Instructions to follow — Among the lines of this listing, determine how many contain the string "Automatic". Answer with the number only.
-- Start Extracted data --
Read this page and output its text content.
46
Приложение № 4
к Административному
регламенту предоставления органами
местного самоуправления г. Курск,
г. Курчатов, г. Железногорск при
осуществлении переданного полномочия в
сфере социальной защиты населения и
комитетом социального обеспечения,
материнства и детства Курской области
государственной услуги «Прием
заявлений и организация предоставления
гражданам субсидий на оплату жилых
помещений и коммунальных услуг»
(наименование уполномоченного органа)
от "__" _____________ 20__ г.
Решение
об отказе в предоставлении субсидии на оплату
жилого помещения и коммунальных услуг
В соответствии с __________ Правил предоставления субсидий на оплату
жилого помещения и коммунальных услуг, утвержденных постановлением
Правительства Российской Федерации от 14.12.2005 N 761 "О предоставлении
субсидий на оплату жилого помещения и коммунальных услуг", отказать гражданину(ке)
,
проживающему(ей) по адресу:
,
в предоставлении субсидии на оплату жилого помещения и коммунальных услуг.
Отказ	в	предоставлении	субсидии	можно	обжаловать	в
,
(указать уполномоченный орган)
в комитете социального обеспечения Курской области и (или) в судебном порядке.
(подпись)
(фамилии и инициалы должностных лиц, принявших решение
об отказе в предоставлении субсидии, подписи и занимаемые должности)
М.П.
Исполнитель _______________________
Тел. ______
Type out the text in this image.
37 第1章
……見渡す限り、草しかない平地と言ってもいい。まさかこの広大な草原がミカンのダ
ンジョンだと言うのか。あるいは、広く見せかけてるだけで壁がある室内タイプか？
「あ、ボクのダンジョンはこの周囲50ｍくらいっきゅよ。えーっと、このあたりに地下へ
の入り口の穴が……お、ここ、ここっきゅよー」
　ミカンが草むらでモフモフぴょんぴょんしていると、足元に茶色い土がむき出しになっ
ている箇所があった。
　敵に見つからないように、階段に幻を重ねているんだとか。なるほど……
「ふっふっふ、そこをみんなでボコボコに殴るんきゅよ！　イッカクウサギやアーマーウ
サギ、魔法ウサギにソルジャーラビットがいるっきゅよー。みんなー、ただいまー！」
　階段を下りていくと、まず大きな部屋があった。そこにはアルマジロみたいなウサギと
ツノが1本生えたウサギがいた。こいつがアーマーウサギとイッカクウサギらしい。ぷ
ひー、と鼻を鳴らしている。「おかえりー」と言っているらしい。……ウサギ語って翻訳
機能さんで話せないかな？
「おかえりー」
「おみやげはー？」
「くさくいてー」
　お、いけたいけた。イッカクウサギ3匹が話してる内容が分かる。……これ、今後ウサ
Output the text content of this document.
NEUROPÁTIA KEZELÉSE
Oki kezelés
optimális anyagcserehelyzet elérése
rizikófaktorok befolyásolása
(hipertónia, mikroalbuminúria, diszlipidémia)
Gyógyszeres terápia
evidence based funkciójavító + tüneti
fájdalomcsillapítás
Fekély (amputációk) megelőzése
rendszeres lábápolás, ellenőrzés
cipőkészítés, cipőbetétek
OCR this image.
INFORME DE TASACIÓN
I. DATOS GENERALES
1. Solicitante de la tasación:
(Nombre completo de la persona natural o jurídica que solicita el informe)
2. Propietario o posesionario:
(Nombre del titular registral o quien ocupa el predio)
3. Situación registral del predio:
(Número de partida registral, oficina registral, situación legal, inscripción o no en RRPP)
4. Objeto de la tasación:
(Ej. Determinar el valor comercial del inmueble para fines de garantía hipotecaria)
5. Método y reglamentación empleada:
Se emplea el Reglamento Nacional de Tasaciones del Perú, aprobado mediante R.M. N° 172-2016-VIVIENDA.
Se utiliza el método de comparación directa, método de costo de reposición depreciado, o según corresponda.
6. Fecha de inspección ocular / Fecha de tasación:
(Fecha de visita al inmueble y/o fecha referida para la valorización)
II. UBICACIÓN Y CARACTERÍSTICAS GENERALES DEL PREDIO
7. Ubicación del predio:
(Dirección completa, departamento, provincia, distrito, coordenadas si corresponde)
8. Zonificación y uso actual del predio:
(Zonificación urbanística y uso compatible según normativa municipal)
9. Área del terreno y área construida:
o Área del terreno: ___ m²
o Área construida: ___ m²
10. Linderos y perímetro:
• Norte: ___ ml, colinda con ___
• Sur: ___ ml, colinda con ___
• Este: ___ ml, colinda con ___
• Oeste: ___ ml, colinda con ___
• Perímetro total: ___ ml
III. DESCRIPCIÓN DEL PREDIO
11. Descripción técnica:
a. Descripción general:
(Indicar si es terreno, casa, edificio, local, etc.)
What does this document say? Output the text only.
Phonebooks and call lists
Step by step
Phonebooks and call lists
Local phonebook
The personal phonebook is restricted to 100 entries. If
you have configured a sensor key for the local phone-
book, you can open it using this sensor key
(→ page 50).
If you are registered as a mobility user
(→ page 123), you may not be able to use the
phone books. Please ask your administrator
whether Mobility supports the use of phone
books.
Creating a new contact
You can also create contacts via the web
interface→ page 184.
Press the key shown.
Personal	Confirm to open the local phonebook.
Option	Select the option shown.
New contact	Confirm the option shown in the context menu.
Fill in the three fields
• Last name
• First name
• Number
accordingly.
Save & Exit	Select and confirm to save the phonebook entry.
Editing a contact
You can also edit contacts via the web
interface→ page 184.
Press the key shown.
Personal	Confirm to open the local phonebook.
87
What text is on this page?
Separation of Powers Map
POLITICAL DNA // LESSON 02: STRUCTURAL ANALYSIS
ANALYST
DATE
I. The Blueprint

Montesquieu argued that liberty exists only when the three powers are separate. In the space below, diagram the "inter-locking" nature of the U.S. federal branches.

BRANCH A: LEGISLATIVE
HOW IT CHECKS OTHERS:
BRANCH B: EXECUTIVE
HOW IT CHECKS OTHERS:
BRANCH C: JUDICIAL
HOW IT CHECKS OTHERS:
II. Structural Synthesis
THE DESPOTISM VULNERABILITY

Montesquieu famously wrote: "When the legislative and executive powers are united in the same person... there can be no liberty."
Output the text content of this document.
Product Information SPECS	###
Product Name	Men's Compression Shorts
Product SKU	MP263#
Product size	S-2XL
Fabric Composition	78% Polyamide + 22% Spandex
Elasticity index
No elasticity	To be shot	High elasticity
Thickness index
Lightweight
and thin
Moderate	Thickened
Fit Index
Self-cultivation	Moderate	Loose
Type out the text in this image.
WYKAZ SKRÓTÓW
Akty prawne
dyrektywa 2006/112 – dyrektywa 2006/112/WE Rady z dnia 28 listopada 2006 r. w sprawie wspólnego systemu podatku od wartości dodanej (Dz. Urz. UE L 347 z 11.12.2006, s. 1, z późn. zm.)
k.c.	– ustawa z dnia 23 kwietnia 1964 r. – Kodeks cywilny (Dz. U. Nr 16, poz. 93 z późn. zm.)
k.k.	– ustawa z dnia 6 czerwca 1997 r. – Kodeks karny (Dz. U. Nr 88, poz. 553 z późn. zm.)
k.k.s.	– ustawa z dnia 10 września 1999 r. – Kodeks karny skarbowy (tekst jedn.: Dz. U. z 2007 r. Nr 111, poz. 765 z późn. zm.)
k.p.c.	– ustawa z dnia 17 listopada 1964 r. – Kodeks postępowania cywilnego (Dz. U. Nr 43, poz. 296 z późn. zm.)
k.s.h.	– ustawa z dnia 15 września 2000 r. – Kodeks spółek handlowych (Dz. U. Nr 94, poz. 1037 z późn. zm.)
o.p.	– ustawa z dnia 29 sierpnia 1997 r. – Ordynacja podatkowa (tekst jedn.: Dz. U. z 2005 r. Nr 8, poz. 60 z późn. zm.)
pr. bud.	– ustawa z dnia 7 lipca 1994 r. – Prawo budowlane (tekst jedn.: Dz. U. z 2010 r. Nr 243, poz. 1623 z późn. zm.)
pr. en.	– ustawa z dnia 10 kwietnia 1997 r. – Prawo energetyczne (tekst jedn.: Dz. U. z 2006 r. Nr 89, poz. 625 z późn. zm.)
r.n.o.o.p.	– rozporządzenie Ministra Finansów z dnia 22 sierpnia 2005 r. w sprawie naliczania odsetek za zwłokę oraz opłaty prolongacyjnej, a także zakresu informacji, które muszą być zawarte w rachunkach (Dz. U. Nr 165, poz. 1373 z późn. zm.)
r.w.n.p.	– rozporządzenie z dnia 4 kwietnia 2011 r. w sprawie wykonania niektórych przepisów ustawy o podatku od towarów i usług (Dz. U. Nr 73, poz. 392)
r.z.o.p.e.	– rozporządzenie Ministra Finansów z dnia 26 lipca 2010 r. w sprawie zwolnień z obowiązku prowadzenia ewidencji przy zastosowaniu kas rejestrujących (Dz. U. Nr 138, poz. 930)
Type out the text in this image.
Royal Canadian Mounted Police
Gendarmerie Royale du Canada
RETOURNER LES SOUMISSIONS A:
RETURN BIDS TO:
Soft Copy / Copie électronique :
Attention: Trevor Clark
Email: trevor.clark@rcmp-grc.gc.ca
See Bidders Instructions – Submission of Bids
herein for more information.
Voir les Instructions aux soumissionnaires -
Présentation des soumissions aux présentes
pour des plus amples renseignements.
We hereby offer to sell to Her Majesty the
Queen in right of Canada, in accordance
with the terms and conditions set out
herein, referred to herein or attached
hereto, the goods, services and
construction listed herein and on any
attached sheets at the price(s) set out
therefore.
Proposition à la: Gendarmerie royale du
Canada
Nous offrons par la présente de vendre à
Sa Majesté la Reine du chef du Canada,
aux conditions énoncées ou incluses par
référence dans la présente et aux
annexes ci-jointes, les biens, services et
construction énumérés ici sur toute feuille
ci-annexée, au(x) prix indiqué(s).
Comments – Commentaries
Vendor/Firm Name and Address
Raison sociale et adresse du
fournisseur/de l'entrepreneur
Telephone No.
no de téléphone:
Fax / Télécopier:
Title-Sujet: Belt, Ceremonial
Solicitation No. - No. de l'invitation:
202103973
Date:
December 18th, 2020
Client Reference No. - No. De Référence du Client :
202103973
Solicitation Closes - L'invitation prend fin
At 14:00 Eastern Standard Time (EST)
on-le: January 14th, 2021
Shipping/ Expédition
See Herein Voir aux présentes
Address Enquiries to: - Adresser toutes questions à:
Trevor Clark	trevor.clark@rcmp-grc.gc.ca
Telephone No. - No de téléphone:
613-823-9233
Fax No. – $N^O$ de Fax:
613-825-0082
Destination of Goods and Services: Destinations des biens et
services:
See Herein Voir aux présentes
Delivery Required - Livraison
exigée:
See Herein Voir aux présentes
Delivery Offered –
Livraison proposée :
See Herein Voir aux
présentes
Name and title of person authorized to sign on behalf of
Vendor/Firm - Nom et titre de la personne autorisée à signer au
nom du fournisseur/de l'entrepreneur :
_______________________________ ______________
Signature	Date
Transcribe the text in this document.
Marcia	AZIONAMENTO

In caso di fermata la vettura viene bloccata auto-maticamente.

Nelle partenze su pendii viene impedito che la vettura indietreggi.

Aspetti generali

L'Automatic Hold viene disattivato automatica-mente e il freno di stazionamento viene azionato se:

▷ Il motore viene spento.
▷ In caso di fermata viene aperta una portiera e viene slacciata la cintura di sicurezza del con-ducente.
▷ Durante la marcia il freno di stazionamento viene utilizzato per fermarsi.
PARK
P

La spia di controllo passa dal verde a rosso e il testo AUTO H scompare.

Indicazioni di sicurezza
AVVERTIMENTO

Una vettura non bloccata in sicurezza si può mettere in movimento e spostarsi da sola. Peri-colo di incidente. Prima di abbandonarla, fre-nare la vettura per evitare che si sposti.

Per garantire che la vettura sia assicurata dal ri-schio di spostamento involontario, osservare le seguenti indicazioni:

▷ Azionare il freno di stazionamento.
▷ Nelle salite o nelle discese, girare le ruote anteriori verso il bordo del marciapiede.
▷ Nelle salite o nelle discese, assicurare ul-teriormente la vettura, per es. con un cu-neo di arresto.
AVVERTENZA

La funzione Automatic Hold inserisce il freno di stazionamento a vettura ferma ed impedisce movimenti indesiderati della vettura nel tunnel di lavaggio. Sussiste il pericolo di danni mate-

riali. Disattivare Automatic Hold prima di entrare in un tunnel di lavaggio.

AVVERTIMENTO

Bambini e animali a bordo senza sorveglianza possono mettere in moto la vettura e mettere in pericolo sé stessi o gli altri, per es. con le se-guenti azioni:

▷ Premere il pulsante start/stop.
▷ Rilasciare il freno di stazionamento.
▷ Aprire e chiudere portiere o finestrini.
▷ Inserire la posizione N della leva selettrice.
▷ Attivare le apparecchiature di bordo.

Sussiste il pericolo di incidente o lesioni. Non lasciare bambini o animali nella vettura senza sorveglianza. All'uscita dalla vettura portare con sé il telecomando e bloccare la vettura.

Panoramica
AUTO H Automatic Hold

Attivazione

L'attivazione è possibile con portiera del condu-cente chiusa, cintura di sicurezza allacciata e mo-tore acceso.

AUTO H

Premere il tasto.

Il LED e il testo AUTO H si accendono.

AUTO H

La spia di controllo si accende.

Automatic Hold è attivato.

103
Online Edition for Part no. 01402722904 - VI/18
-- End Extracted data --
Exercise response — 5